:: REQUIRED TASK ::
With the pictures left out, copy the listing below exactly.

---------- ENTRIES SHOWN ----------

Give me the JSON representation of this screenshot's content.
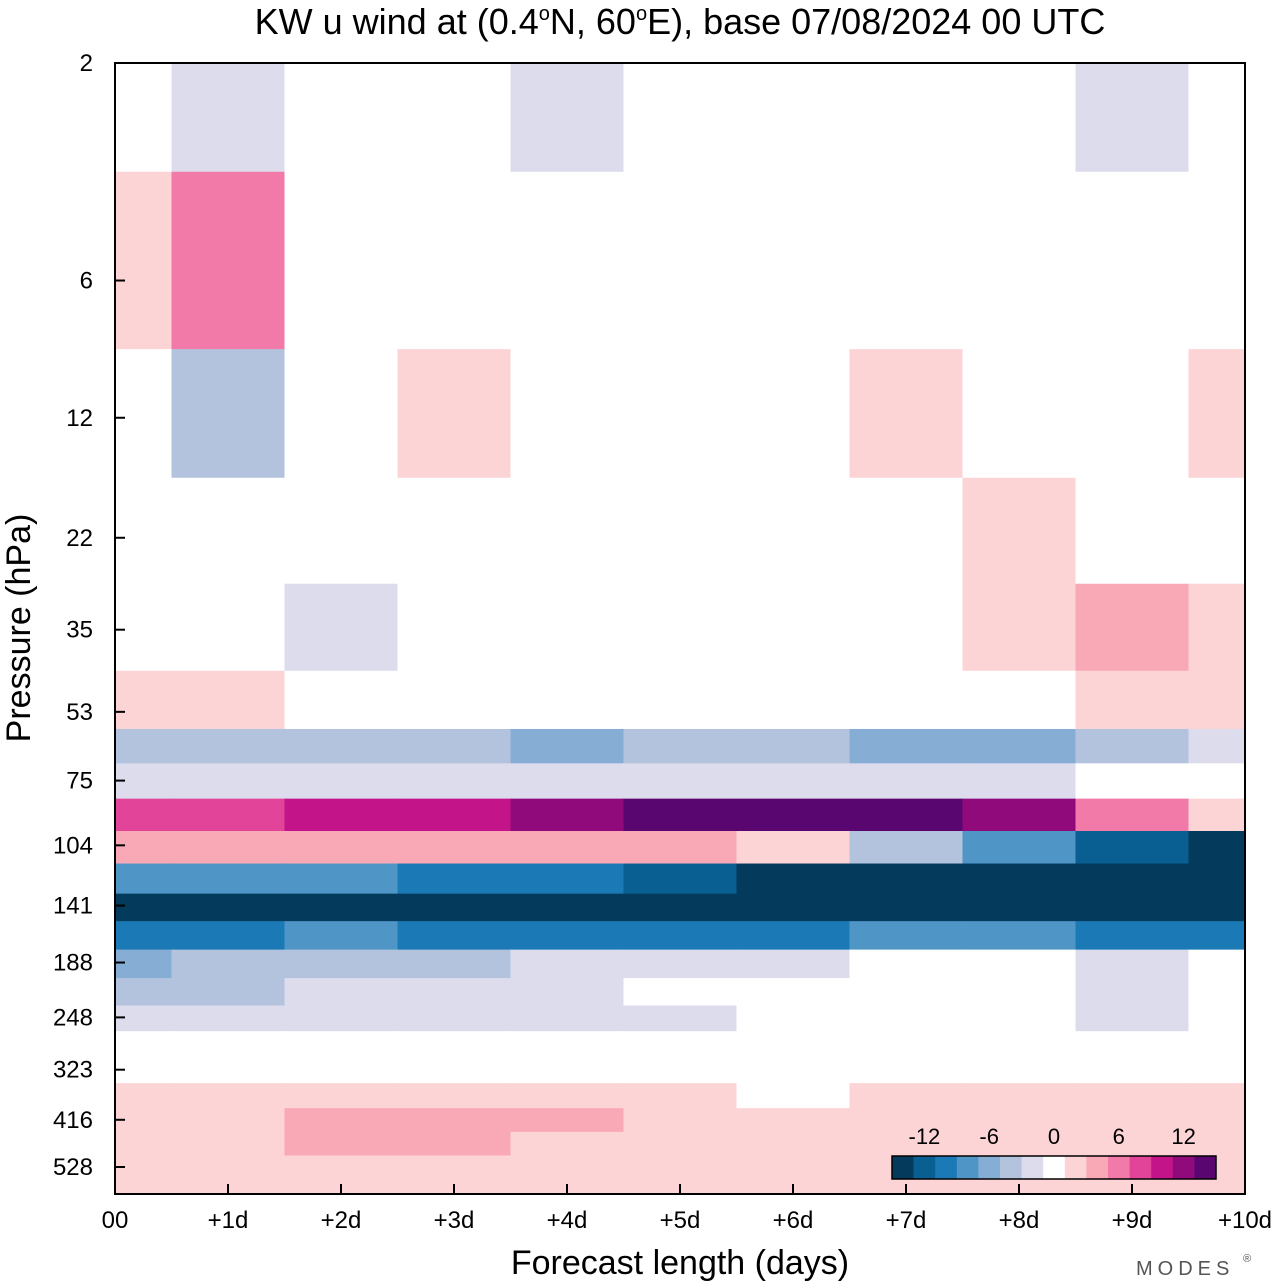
{
  "chart_data": {
    "type": "heatmap",
    "title_prefix": "KW u wind at (0.4",
    "title_lat": "N, 60",
    "title_suffix": "E),  base 07/08/2024  00 UTC",
    "title_deg": "o",
    "xlabel": "Forecast length (days)",
    "ylabel": "Pressure (hPa)",
    "x_tick_labels": [
      "00",
      "+1d",
      "+2d",
      "+3d",
      "+4d",
      "+5d",
      "+6d",
      "+7d",
      "+8d",
      "+9d",
      "+10d"
    ],
    "xlim": [
      0,
      10
    ],
    "y_tick_labels": [
      "2",
      "6",
      "12",
      "22",
      "35",
      "53",
      "75",
      "104",
      "141",
      "188",
      "248",
      "323",
      "416",
      "528"
    ],
    "colorbar": {
      "tick_labels": [
        "-12",
        "-6",
        "0",
        "6",
        "12"
      ],
      "colors": [
        "#043a5c",
        "#0a5f92",
        "#1b79b6",
        "#4f96c6",
        "#86aed5",
        "#b3c3de",
        "#dcdcec",
        "#ffffff",
        "#fcd4d6",
        "#f9a8b6",
        "#f27aa8",
        "#e14499",
        "#c3148a",
        "#900a7c",
        "#5a0670"
      ]
    },
    "bands": [
      {
        "pressure": 2,
        "u": [
          0,
          -2,
          0,
          0,
          -3,
          0,
          -1,
          0,
          0,
          -3,
          0
        ]
      },
      {
        "pressure": 6,
        "u": [
          2,
          5,
          0,
          0,
          0,
          -1,
          0,
          0,
          0,
          0,
          0
        ]
      },
      {
        "pressure": 12,
        "u": [
          -1,
          -4,
          0,
          2,
          0,
          -1,
          0,
          2,
          -1,
          0,
          2
        ]
      },
      {
        "pressure": 22,
        "u": [
          0,
          0,
          -1,
          0,
          0,
          0,
          0,
          0,
          2,
          -1,
          -1
        ]
      },
      {
        "pressure": 35,
        "u": [
          0,
          -1,
          -2,
          0,
          0,
          0,
          -1,
          0,
          2,
          3,
          2
        ]
      },
      {
        "pressure": 53,
        "u": [
          2,
          2,
          0,
          0,
          0,
          0,
          0,
          0,
          0,
          2,
          2
        ]
      },
      {
        "pressure": 63,
        "u": [
          -5,
          -4,
          -5,
          -5,
          -6,
          -5,
          -5,
          -6,
          -6,
          -4,
          -2
        ]
      },
      {
        "pressure": 75,
        "u": [
          -2,
          -2,
          -2,
          -2,
          -2,
          -2,
          -2,
          -2,
          -2,
          -1,
          0
        ]
      },
      {
        "pressure": 90,
        "u": [
          7,
          8,
          10,
          10,
          12,
          13,
          14,
          13,
          11,
          5,
          1
        ]
      },
      {
        "pressure": 104,
        "u": [
          3,
          3,
          3,
          3,
          3,
          3,
          2,
          -4,
          -8,
          -12,
          -14
        ]
      },
      {
        "pressure": 125,
        "u": [
          -8,
          -9,
          -8,
          -10,
          -11,
          -12,
          -14,
          -15,
          -16,
          -16,
          -16
        ]
      },
      {
        "pressure": 141,
        "u": [
          -16,
          -15,
          -16,
          -16,
          -16,
          -16,
          -16,
          -16,
          -16,
          -16,
          -16
        ]
      },
      {
        "pressure": 165,
        "u": [
          -10,
          -11,
          -9,
          -10,
          -10,
          -11,
          -10,
          -9,
          -9,
          -10,
          -10
        ]
      },
      {
        "pressure": 188,
        "u": [
          -6,
          -5,
          -5,
          -4,
          -3,
          -3,
          -2,
          -1,
          -1,
          -2,
          -1
        ]
      },
      {
        "pressure": 220,
        "u": [
          -4,
          -4,
          -3,
          -3,
          -3,
          -1,
          0,
          -1,
          -1,
          -3,
          -1
        ]
      },
      {
        "pressure": 248,
        "u": [
          -3,
          -2,
          -2,
          -2,
          -2,
          -2,
          -1,
          -1,
          -1,
          -2,
          -1
        ]
      },
      {
        "pressure": 285,
        "u": [
          -1,
          0,
          0,
          0,
          0,
          0,
          0,
          -1,
          0,
          -1,
          -1
        ]
      },
      {
        "pressure": 323,
        "u": [
          0,
          0,
          0,
          0,
          0,
          0,
          0,
          0,
          0,
          0,
          0
        ]
      },
      {
        "pressure": 370,
        "u": [
          1,
          1,
          1,
          2,
          2,
          1,
          0,
          1,
          2,
          2,
          1
        ]
      },
      {
        "pressure": 416,
        "u": [
          2,
          2,
          3,
          3,
          3,
          2,
          1,
          1,
          2,
          2,
          2
        ]
      },
      {
        "pressure": 470,
        "u": [
          1,
          2,
          3,
          3,
          2,
          1,
          1,
          1,
          2,
          2,
          1
        ]
      },
      {
        "pressure": 528,
        "u": [
          2,
          1,
          1,
          2,
          2,
          1,
          1,
          1,
          1,
          1,
          1
        ]
      }
    ]
  },
  "branding": {
    "logo_text": "MODES",
    "logo_mark": "®"
  }
}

----------

:: SOLUTION FOR THIS EXERCISE ::
Give me the JSON representation of this screenshot's content.
{
  "chart_data": {
    "type": "heatmap",
    "title_prefix": "KW u wind at (0.4",
    "title_lat": "N, 60",
    "title_suffix": "E),  base 07/08/2024  00 UTC",
    "title_deg": "o",
    "xlabel": "Forecast length (days)",
    "ylabel": "Pressure (hPa)",
    "x_tick_labels": [
      "00",
      "+1d",
      "+2d",
      "+3d",
      "+4d",
      "+5d",
      "+6d",
      "+7d",
      "+8d",
      "+9d",
      "+10d"
    ],
    "xlim": [
      0,
      10
    ],
    "y_tick_labels": [
      "2",
      "6",
      "12",
      "22",
      "35",
      "53",
      "75",
      "104",
      "141",
      "188",
      "248",
      "323",
      "416",
      "528"
    ],
    "colorbar": {
      "tick_labels": [
        "-12",
        "-6",
        "0",
        "6",
        "12"
      ],
      "colors": [
        "#043a5c",
        "#0a5f92",
        "#1b79b6",
        "#4f96c6",
        "#86aed5",
        "#b3c3de",
        "#dcdcec",
        "#ffffff",
        "#fcd4d6",
        "#f9a8b6",
        "#f27aa8",
        "#e14499",
        "#c3148a",
        "#900a7c",
        "#5a0670"
      ]
    },
    "bands": [
      {
        "pressure": 2,
        "u": [
          0,
          -2,
          0,
          0,
          -3,
          0,
          -1,
          0,
          0,
          -3,
          0
        ]
      },
      {
        "pressure": 6,
        "u": [
          2,
          5,
          0,
          0,
          0,
          -1,
          0,
          0,
          0,
          0,
          0
        ]
      },
      {
        "pressure": 12,
        "u": [
          -1,
          -4,
          0,
          2,
          0,
          -1,
          0,
          2,
          -1,
          0,
          2
        ]
      },
      {
        "pressure": 22,
        "u": [
          0,
          0,
          -1,
          0,
          0,
          0,
          0,
          0,
          2,
          -1,
          -1
        ]
      },
      {
        "pressure": 35,
        "u": [
          0,
          -1,
          -2,
          0,
          0,
          0,
          -1,
          0,
          2,
          3,
          2
        ]
      },
      {
        "pressure": 53,
        "u": [
          2,
          2,
          0,
          0,
          0,
          0,
          0,
          0,
          0,
          2,
          2
        ]
      },
      {
        "pressure": 63,
        "u": [
          -5,
          -4,
          -5,
          -5,
          -6,
          -5,
          -5,
          -6,
          -6,
          -4,
          -2
        ]
      },
      {
        "pressure": 75,
        "u": [
          -2,
          -2,
          -2,
          -2,
          -2,
          -2,
          -2,
          -2,
          -2,
          -1,
          0
        ]
      },
      {
        "pressure": 90,
        "u": [
          7,
          8,
          10,
          10,
          12,
          13,
          14,
          13,
          11,
          5,
          1
        ]
      },
      {
        "pressure": 104,
        "u": [
          3,
          3,
          3,
          3,
          3,
          3,
          2,
          -4,
          -8,
          -12,
          -14
        ]
      },
      {
        "pressure": 125,
        "u": [
          -8,
          -9,
          -8,
          -10,
          -11,
          -12,
          -14,
          -15,
          -16,
          -16,
          -16
        ]
      },
      {
        "pressure": 141,
        "u": [
          -16,
          -15,
          -16,
          -16,
          -16,
          -16,
          -16,
          -16,
          -16,
          -16,
          -16
        ]
      },
      {
        "pressure": 165,
        "u": [
          -10,
          -11,
          -9,
          -10,
          -10,
          -11,
          -10,
          -9,
          -9,
          -10,
          -10
        ]
      },
      {
        "pressure": 188,
        "u": [
          -6,
          -5,
          -5,
          -4,
          -3,
          -3,
          -2,
          -1,
          -1,
          -2,
          -1
        ]
      },
      {
        "pressure": 220,
        "u": [
          -4,
          -4,
          -3,
          -3,
          -3,
          -1,
          0,
          -1,
          -1,
          -3,
          -1
        ]
      },
      {
        "pressure": 248,
        "u": [
          -3,
          -2,
          -2,
          -2,
          -2,
          -2,
          -1,
          -1,
          -1,
          -2,
          -1
        ]
      },
      {
        "pressure": 285,
        "u": [
          -1,
          0,
          0,
          0,
          0,
          0,
          0,
          -1,
          0,
          -1,
          -1
        ]
      },
      {
        "pressure": 323,
        "u": [
          0,
          0,
          0,
          0,
          0,
          0,
          0,
          0,
          0,
          0,
          0
        ]
      },
      {
        "pressure": 370,
        "u": [
          1,
          1,
          1,
          2,
          2,
          1,
          0,
          1,
          2,
          2,
          1
        ]
      },
      {
        "pressure": 416,
        "u": [
          2,
          2,
          3,
          3,
          3,
          2,
          1,
          1,
          2,
          2,
          2
        ]
      },
      {
        "pressure": 470,
        "u": [
          1,
          2,
          3,
          3,
          2,
          1,
          1,
          1,
          2,
          2,
          1
        ]
      },
      {
        "pressure": 528,
        "u": [
          2,
          1,
          1,
          2,
          2,
          1,
          1,
          1,
          1,
          1,
          1
        ]
      }
    ]
  },
  "branding": {
    "logo_text": "MODES",
    "logo_mark": "®"
  }
}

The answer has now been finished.